**JOB:** Read through the entries below and return each line with the word "Installed".

---------- GIVEN DATA

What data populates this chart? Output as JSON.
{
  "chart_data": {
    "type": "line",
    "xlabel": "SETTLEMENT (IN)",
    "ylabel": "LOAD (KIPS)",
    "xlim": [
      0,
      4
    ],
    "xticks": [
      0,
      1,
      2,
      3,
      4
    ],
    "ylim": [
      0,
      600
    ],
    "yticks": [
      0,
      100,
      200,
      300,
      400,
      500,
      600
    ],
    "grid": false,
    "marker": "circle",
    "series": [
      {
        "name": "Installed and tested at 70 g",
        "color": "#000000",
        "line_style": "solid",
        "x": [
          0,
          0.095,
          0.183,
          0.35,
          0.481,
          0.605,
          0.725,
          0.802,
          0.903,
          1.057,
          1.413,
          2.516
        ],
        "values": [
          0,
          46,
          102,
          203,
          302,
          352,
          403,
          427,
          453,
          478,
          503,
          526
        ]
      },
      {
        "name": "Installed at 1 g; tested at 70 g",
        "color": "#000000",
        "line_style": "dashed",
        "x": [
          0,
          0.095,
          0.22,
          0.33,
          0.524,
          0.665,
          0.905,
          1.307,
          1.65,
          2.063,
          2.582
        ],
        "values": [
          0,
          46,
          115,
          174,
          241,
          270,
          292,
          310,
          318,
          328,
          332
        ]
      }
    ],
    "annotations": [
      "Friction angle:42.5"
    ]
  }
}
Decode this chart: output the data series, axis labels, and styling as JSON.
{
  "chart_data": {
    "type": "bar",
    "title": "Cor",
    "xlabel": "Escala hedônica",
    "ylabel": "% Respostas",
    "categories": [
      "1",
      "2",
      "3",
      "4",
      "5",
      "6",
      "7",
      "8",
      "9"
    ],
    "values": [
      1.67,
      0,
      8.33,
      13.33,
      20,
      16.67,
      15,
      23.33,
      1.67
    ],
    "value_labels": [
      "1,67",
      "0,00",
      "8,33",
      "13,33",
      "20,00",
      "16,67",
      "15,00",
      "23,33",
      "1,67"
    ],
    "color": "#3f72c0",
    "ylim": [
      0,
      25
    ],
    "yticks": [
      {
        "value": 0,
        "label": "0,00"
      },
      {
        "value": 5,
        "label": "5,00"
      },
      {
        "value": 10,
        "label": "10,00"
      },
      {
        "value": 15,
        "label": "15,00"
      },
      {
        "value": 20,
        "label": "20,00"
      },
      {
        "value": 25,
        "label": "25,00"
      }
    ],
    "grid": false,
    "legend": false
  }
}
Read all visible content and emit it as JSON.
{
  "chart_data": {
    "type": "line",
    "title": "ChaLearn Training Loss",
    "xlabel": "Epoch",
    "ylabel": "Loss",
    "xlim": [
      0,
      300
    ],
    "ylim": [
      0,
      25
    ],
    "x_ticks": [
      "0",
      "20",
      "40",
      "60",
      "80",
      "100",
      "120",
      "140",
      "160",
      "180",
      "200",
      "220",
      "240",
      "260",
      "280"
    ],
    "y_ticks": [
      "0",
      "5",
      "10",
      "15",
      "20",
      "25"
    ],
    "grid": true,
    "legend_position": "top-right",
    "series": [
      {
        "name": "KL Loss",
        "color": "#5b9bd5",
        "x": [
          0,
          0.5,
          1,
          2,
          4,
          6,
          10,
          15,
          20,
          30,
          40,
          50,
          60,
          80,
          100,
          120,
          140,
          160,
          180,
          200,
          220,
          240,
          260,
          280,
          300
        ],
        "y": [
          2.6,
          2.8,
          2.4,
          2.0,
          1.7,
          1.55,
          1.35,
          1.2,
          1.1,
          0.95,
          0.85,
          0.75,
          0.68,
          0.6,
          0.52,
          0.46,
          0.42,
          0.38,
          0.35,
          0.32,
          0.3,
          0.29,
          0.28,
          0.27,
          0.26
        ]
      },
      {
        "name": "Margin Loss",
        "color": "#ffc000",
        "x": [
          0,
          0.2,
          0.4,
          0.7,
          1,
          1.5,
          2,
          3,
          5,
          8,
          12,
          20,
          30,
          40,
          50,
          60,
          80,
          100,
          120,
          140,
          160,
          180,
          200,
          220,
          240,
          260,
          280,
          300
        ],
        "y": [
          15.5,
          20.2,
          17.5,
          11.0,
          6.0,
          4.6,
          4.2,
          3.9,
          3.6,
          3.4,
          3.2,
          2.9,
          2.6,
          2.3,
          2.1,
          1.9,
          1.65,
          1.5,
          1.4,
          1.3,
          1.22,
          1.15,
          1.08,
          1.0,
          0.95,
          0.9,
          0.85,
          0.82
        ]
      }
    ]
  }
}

--------------------

**FINISHED EXERCISE:**
        "name": "Installed and tested at 70 g",
        "name": "Installed at 1 g; tested at 70 g",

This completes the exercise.